>> BEGIN Dataset extract

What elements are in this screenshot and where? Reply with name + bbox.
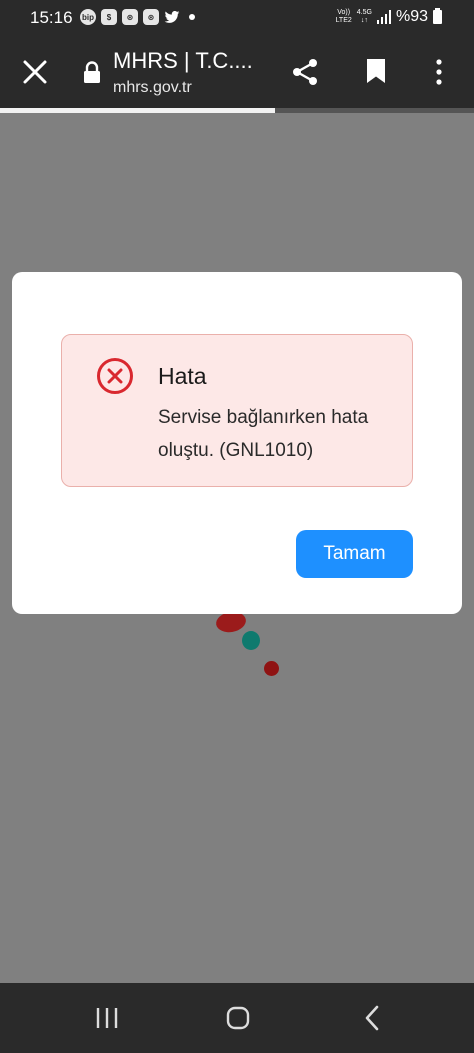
alert-title: Hata (158, 363, 207, 389)
share-icon[interactable] (290, 57, 320, 87)
loading-spinner-dot (264, 661, 279, 676)
app-icon-a: ⊛ (122, 9, 138, 25)
status-bar: 15:16 bip $ ⊛ ⊛ Vo)) LTE2 4.5G ↓↑ %93 (0, 0, 474, 34)
recent-apps-icon[interactable] (95, 1007, 119, 1029)
error-dialog: Hata Servise bağlanırken hata oluştu. (G… (12, 272, 462, 614)
bip-app-icon: bip (80, 9, 96, 25)
battery-icon (433, 8, 442, 24)
page-load-progress (0, 108, 474, 113)
page-url[interactable]: mhrs.gov.tr (113, 79, 192, 97)
more-notifications-dot (189, 14, 195, 20)
twitter-icon (164, 11, 180, 23)
system-nav-bar (0, 983, 474, 1053)
close-icon[interactable] (22, 59, 48, 85)
battery-level: %93 (395, 8, 428, 25)
home-icon[interactable] (226, 1006, 250, 1030)
volte-indicator: Vo)) LTE2 (335, 9, 352, 24)
status-time: 15:16 (30, 8, 73, 27)
more-vert-icon[interactable] (432, 58, 446, 86)
network-type-indicator: 4.5G ↓↑ (356, 9, 372, 24)
app-icon-b: ⊛ (143, 9, 159, 25)
bookmark-icon[interactable] (366, 58, 386, 84)
lock-icon[interactable] (83, 61, 101, 83)
alert-message: Servise bağlanırken hata oluştu. (GNL101… (158, 407, 369, 461)
dollar-app-icon: $ (101, 9, 117, 25)
signal-icon (376, 10, 391, 24)
loading-spinner-dot (242, 631, 260, 650)
error-icon (97, 358, 133, 394)
status-indicators: Vo)) LTE2 4.5G ↓↑ %93 (336, 8, 442, 26)
ok-button[interactable]: Tamam (296, 530, 413, 578)
back-icon[interactable] (364, 1005, 380, 1031)
browser-toolbar: MHRS | T.C.... mhrs.gov.tr (0, 34, 474, 108)
page-title[interactable]: MHRS | T.C.... (113, 48, 253, 74)
notification-icons: bip $ ⊛ ⊛ (80, 9, 195, 25)
page-load-progress-fill (0, 108, 275, 113)
error-alert: Hata Servise bağlanırken hata oluştu. (G… (61, 334, 413, 487)
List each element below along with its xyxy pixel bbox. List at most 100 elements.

>> END Dataset extract

Work to do: Can you render each line of the listing above as a JSON list of strings, one string per line, with blank lines and pictures left out?

Task result:
[
  "What elements are in this screenshot and where? Reply with name + bbox.",
  "alert-title: Hata (158, 363, 207, 389)",
  "share-icon[interactable] (290, 57, 320, 87)",
  "loading-spinner-dot (264, 661, 279, 676)",
  "app-icon-a: ⊛ (122, 9, 138, 25)",
  "status-bar: 15:16 bip $ ⊛ ⊛ Vo)) LTE2 4.5G ↓↑ %93 (0, 0, 474, 34)",
  "recent-apps-icon[interactable] (95, 1007, 119, 1029)",
  "error-dialog: Hata Servise bağlanırken hata oluştu. (G… (12, 272, 462, 614)",
  "bip-app-icon: bip (80, 9, 96, 25)",
  "battery-icon (433, 8, 442, 24)",
  "page-load-progress (0, 108, 474, 113)",
  "page-url[interactable]: mhrs.gov.tr (113, 79, 192, 97)",
  "more-notifications-dot (189, 14, 195, 20)",
  "twitter-icon (164, 11, 180, 23)",
  "system-nav-bar (0, 983, 474, 1053)",
  "close-icon[interactable] (22, 59, 48, 85)",
  "battery-level: %93 (395, 8, 428, 25)",
  "home-icon[interactable] (226, 1006, 250, 1030)",
  "volte-indicator: Vo)) LTE2 (335, 9, 352, 24)",
  "status-time: 15:16 (30, 8, 73, 27)",
  "more-vert-icon[interactable] (432, 58, 446, 86)",
  "network-type-indicator: 4.5G ↓↑ (356, 9, 372, 24)",
  "app-icon-b: ⊛ (143, 9, 159, 25)",
  "bookmark-icon[interactable] (366, 58, 386, 84)",
  "lock-icon[interactable] (83, 61, 101, 83)",
  "alert-message: Servise bağlanırken hata oluştu. (GNL101… (158, 407, 369, 461)",
  "dollar-app-icon: $ (101, 9, 117, 25)",
  "signal-icon (376, 10, 391, 24)",
  "loading-spinner-dot (242, 631, 260, 650)",
  "error-icon (97, 358, 133, 394)",
  "status-indicators: Vo)) LTE2 4.5G ↓↑ %93 (336, 8, 442, 26)",
  "ok-button[interactable]: Tamam (296, 530, 413, 578)",
  "back-icon[interactable] (364, 1005, 380, 1031)",
  "browser-toolbar: MHRS | T.C.... mhrs.gov.tr (0, 34, 474, 108)",
  "page-title[interactable]: MHRS | T.C.... (113, 48, 253, 74)",
  "notification-icons: bip $ ⊛ ⊛ (80, 9, 195, 25)",
  "page-load-progress-fill (0, 108, 275, 113)",
  "error-alert: Hata Servise bağlanırken hata oluştu. (G… (61, 334, 413, 487)",
  "List each element below along with its xyxy pixel bbox. List at most 100 elements."
]